- Records from a data collection -
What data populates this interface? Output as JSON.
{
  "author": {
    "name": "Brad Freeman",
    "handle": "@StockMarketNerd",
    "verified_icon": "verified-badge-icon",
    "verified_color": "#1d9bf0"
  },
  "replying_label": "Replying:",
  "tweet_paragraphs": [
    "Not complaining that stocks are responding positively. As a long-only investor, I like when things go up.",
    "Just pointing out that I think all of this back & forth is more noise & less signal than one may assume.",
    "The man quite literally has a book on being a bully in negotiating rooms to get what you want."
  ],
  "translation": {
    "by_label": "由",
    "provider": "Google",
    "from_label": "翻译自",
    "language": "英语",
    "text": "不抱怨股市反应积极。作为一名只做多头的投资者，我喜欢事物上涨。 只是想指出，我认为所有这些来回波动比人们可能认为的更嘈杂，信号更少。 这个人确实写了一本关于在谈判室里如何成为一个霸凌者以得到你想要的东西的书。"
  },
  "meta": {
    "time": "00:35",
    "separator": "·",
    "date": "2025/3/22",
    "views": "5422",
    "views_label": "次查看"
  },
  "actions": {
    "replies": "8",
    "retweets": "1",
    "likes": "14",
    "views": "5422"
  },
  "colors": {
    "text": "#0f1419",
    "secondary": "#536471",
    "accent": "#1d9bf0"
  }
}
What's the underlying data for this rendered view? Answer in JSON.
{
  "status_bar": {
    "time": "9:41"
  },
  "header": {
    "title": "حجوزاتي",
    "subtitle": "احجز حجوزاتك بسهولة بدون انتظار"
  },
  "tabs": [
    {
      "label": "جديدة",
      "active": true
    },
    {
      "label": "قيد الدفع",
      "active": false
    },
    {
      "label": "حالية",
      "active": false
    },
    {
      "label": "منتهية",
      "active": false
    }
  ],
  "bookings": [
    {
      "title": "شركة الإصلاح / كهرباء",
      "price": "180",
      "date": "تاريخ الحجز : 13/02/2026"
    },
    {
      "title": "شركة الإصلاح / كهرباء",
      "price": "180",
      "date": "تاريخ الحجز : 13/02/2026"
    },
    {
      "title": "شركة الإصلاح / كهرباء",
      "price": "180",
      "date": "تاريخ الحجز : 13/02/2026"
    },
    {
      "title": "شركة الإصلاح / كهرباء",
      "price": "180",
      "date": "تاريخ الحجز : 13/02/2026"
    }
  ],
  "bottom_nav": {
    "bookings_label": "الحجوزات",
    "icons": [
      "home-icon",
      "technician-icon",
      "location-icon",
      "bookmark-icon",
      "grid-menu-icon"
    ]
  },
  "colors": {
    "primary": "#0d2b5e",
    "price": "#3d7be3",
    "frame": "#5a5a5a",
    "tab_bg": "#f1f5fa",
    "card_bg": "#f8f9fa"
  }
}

- Work to be completed -
Return the lines above exactly, keeping every word.

- Solution to the problem -
What data populates this interface? Output as JSON.
{
  "author": {
    "name": "Brad Freeman",
    "handle": "@StockMarketNerd",
    "verified_icon": "verified-badge-icon",
    "verified_color": "#1d9bf0"
  },
  "replying_label": "Replying:",
  "tweet_paragraphs": [
    "Not complaining that stocks are responding positively. As a long-only investor, I like when things go up.",
    "Just pointing out that I think all of this back & forth is more noise & less signal than one may assume.",
    "The man quite literally has a book on being a bully in negotiating rooms to get what you want."
  ],
  "translation": {
    "by_label": "由",
    "provider": "Google",
    "from_label": "翻译自",
    "language": "英语",
    "text": "不抱怨股市反应积极。作为一名只做多头的投资者，我喜欢事物上涨。 只是想指出，我认为所有这些来回波动比人们可能认为的更嘈杂，信号更少。 这个人确实写了一本关于在谈判室里如何成为一个霸凌者以得到你想要的东西的书。"
  },
  "meta": {
    "time": "00:35",
    "separator": "·",
    "date": "2025/3/22",
    "views": "5422",
    "views_label": "次查看"
  },
  "actions": {
    "replies": "8",
    "retweets": "1",
    "likes": "14",
    "views": "5422"
  },
  "colors": {
    "text": "#0f1419",
    "secondary": "#536471",
    "accent": "#1d9bf0"
  }
}
What's the underlying data for this rendered view? Answer in JSON.
{
  "status_bar": {
    "time": "9:41"
  },
  "header": {
    "title": "حجوزاتي",
    "subtitle": "احجز حجوزاتك بسهولة بدون انتظار"
  },
  "tabs": [
    {
      "label": "جديدة",
      "active": true
    },
    {
      "label": "قيد الدفع",
      "active": false
    },
    {
      "label": "حالية",
      "active": false
    },
    {
      "label": "منتهية",
      "active": false
    }
  ],
  "bookings": [
    {
      "title": "شركة الإصلاح / كهرباء",
      "price": "180",
      "date": "تاريخ الحجز : 13/02/2026"
    },
    {
      "title": "شركة الإصلاح / كهرباء",
      "price": "180",
      "date": "تاريخ الحجز : 13/02/2026"
    },
    {
      "title": "شركة الإصلاح / كهرباء",
      "price": "180",
      "date": "تاريخ الحجز : 13/02/2026"
    },
    {
      "title": "شركة الإصلاح / كهرباء",
      "price": "180",
      "date": "تاريخ الحجز : 13/02/2026"
    }
  ],
  "bottom_nav": {
    "bookings_label": "الحجوزات",
    "icons": [
      "home-icon",
      "technician-icon",
      "location-icon",
      "bookmark-icon",
      "grid-menu-icon"
    ]
  },
  "colors": {
    "primary": "#0d2b5e",
    "price": "#3d7be3",
    "frame": "#5a5a5a",
    "tab_bg": "#f1f5fa",
    "card_bg": "#f8f9fa"
  }
}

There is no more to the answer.